Records contained in a dataset:

<<<<

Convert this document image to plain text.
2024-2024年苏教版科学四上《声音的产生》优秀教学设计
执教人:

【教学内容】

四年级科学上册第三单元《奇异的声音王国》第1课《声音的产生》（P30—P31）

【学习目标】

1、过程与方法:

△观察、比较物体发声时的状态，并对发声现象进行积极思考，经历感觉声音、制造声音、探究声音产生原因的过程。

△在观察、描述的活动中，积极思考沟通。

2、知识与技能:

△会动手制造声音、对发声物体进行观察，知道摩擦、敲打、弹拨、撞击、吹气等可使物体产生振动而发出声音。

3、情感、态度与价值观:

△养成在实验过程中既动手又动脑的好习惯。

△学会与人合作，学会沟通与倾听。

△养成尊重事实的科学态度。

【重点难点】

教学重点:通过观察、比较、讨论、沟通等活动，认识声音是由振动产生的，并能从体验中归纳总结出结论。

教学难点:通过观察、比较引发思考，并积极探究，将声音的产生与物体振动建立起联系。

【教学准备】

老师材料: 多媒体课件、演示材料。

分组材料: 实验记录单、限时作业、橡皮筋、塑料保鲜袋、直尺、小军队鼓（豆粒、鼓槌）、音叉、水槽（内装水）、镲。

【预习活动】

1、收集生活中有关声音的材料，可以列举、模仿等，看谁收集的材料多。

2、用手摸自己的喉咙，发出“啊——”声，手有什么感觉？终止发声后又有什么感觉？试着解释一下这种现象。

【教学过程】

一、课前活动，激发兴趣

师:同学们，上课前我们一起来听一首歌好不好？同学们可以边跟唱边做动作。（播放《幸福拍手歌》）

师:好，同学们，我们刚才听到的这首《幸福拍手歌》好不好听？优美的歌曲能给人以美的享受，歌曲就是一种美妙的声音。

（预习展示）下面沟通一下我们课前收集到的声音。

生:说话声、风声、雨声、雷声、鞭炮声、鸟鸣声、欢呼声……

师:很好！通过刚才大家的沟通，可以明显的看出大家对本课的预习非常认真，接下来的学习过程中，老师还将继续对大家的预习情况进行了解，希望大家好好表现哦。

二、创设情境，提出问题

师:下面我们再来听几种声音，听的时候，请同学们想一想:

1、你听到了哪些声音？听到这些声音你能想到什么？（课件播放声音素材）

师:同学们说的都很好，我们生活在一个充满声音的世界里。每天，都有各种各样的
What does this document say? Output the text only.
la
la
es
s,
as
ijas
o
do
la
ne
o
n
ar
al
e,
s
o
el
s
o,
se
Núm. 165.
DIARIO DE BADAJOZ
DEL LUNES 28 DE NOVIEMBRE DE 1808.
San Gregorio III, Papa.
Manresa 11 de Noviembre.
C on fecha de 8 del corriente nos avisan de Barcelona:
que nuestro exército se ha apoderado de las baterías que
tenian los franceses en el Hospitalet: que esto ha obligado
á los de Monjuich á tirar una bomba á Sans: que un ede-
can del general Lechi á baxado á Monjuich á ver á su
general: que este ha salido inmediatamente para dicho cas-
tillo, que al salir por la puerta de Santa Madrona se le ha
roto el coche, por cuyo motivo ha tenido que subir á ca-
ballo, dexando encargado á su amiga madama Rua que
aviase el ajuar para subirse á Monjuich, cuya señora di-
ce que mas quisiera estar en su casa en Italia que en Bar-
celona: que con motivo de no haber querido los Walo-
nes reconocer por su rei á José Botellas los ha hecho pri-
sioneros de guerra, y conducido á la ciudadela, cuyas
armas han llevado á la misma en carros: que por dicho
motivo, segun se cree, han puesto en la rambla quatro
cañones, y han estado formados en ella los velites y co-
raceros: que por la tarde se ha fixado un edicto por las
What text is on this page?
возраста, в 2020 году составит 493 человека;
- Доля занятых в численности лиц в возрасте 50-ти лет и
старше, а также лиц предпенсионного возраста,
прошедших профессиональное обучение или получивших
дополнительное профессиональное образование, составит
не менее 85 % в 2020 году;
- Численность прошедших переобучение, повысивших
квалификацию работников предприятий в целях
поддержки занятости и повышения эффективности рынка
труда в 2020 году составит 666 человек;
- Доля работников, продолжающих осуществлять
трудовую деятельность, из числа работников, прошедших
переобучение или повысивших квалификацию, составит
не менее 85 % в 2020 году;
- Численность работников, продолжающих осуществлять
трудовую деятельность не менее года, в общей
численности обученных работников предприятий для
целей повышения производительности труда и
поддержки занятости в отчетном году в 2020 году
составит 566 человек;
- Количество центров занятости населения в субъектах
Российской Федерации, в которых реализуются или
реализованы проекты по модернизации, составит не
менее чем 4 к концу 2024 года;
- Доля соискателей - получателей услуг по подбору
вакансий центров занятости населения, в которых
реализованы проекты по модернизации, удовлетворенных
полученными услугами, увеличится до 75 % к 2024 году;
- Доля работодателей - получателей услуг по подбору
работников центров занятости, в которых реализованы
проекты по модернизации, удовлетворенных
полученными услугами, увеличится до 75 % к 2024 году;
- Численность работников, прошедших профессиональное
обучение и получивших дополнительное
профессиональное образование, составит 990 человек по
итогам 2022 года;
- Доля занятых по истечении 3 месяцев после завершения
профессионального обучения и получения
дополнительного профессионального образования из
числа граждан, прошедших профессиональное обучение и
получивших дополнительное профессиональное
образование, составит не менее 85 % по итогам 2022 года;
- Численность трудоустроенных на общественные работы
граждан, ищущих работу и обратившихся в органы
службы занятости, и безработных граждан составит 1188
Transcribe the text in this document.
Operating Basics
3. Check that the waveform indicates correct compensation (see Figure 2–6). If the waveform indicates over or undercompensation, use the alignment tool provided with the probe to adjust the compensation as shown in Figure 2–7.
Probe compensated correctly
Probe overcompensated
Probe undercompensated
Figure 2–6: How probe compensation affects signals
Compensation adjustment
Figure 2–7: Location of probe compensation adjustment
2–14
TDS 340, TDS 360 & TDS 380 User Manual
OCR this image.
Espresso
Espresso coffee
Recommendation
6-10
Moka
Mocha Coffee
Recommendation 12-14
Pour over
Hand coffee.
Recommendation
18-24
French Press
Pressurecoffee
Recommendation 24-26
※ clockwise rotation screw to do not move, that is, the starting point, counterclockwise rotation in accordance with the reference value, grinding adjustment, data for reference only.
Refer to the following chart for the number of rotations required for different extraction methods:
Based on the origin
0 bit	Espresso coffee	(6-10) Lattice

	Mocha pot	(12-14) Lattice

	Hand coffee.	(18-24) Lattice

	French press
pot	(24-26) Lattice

>>>>

> _What the exercise asks_
Repeat the material in full, exactly as it stands.

> _Result_
Convert this document image to plain text.
2024-2024年苏教版科学四上《声音的产生》优秀教学设计
执教人:

【教学内容】

四年级科学上册第三单元《奇异的声音王国》第1课《声音的产生》（P30—P31）

【学习目标】

1、过程与方法:

△观察、比较物体发声时的状态，并对发声现象进行积极思考，经历感觉声音、制造声音、探究声音产生原因的过程。

△在观察、描述的活动中，积极思考沟通。

2、知识与技能:

△会动手制造声音、对发声物体进行观察，知道摩擦、敲打、弹拨、撞击、吹气等可使物体产生振动而发出声音。

3、情感、态度与价值观:

△养成在实验过程中既动手又动脑的好习惯。

△学会与人合作，学会沟通与倾听。

△养成尊重事实的科学态度。

【重点难点】

教学重点:通过观察、比较、讨论、沟通等活动，认识声音是由振动产生的，并能从体验中归纳总结出结论。

教学难点:通过观察、比较引发思考，并积极探究，将声音的产生与物体振动建立起联系。

【教学准备】

老师材料: 多媒体课件、演示材料。

分组材料: 实验记录单、限时作业、橡皮筋、塑料保鲜袋、直尺、小军队鼓（豆粒、鼓槌）、音叉、水槽（内装水）、镲。

【预习活动】

1、收集生活中有关声音的材料，可以列举、模仿等，看谁收集的材料多。

2、用手摸自己的喉咙，发出“啊——”声，手有什么感觉？终止发声后又有什么感觉？试着解释一下这种现象。

【教学过程】

一、课前活动，激发兴趣

师:同学们，上课前我们一起来听一首歌好不好？同学们可以边跟唱边做动作。（播放《幸福拍手歌》）

师:好，同学们，我们刚才听到的这首《幸福拍手歌》好不好听？优美的歌曲能给人以美的享受，歌曲就是一种美妙的声音。

（预习展示）下面沟通一下我们课前收集到的声音。

生:说话声、风声、雨声、雷声、鞭炮声、鸟鸣声、欢呼声……

师:很好！通过刚才大家的沟通，可以明显的看出大家对本课的预习非常认真，接下来的学习过程中，老师还将继续对大家的预习情况进行了解，希望大家好好表现哦。

二、创设情境，提出问题

师:下面我们再来听几种声音，听的时候，请同学们想一想:

1、你听到了哪些声音？听到这些声音你能想到什么？（课件播放声音素材）

师:同学们说的都很好，我们生活在一个充满声音的世界里。每天，都有各种各样的
What does this document say? Output the text only.
la
la
es
s,
as
ijas
o
do
la
ne
o
n
ar
al
e,
s
o
el
s
o,
se
Núm. 165.
DIARIO DE BADAJOZ
DEL LUNES 28 DE NOVIEMBRE DE 1808.
San Gregorio III, Papa.
Manresa 11 de Noviembre.
C on fecha de 8 del corriente nos avisan de Barcelona:
que nuestro exército se ha apoderado de las baterías que
tenian los franceses en el Hospitalet: que esto ha obligado
á los de Monjuich á tirar una bomba á Sans: que un ede-
can del general Lechi á baxado á Monjuich á ver á su
general: que este ha salido inmediatamente para dicho cas-
tillo, que al salir por la puerta de Santa Madrona se le ha
roto el coche, por cuyo motivo ha tenido que subir á ca-
ballo, dexando encargado á su amiga madama Rua que
aviase el ajuar para subirse á Monjuich, cuya señora di-
ce que mas quisiera estar en su casa en Italia que en Bar-
celona: que con motivo de no haber querido los Walo-
nes reconocer por su rei á José Botellas los ha hecho pri-
sioneros de guerra, y conducido á la ciudadela, cuyas
armas han llevado á la misma en carros: que por dicho
motivo, segun se cree, han puesto en la rambla quatro
cañones, y han estado formados en ella los velites y co-
raceros: que por la tarde se ha fixado un edicto por las
What text is on this page?
возраста, в 2020 году составит 493 человека;
- Доля занятых в численности лиц в возрасте 50-ти лет и
старше, а также лиц предпенсионного возраста,
прошедших профессиональное обучение или получивших
дополнительное профессиональное образование, составит
не менее 85 % в 2020 году;
- Численность прошедших переобучение, повысивших
квалификацию работников предприятий в целях
поддержки занятости и повышения эффективности рынка
труда в 2020 году составит 666 человек;
- Доля работников, продолжающих осуществлять
трудовую деятельность, из числа работников, прошедших
переобучение или повысивших квалификацию, составит
не менее 85 % в 2020 году;
- Численность работников, продолжающих осуществлять
трудовую деятельность не менее года, в общей
численности обученных работников предприятий для
целей повышения производительности труда и
поддержки занятости в отчетном году в 2020 году
составит 566 человек;
- Количество центров занятости населения в субъектах
Российской Федерации, в которых реализуются или
реализованы проекты по модернизации, составит не
менее чем 4 к концу 2024 года;
- Доля соискателей - получателей услуг по подбору
вакансий центров занятости населения, в которых
реализованы проекты по модернизации, удовлетворенных
полученными услугами, увеличится до 75 % к 2024 году;
- Доля работодателей - получателей услуг по подбору
работников центров занятости, в которых реализованы
проекты по модернизации, удовлетворенных
полученными услугами, увеличится до 75 % к 2024 году;
- Численность работников, прошедших профессиональное
обучение и получивших дополнительное
профессиональное образование, составит 990 человек по
итогам 2022 года;
- Доля занятых по истечении 3 месяцев после завершения
профессионального обучения и получения
дополнительного профессионального образования из
числа граждан, прошедших профессиональное обучение и
получивших дополнительное профессиональное
образование, составит не менее 85 % по итогам 2022 года;
- Численность трудоустроенных на общественные работы
граждан, ищущих работу и обратившихся в органы
службы занятости, и безработных граждан составит 1188
Transcribe the text in this document.
Operating Basics
3. Check that the waveform indicates correct compensation (see Figure 2–6). If the waveform indicates over or undercompensation, use the alignment tool provided with the probe to adjust the compensation as shown in Figure 2–7.
Probe compensated correctly
Probe overcompensated
Probe undercompensated
Figure 2–6: How probe compensation affects signals
Compensation adjustment
Figure 2–7: Location of probe compensation adjustment
2–14
TDS 340, TDS 360 & TDS 380 User Manual
OCR this image.
Espresso
Espresso coffee
Recommendation
6-10
Moka
Mocha Coffee
Recommendation 12-14
Pour over
Hand coffee.
Recommendation
18-24
French Press
Pressurecoffee
Recommendation 24-26
※ clockwise rotation screw to do not move, that is, the starting point, counterclockwise rotation in accordance with the reference value, grinding adjustment, data for reference only.
Refer to the following chart for the number of rotations required for different extraction methods:
Based on the origin
0 bit	Espresso coffee	(6-10) Lattice

	Mocha pot	(12-14) Lattice

	Hand coffee.	(18-24) Lattice

	French press
pot	(24-26) Lattice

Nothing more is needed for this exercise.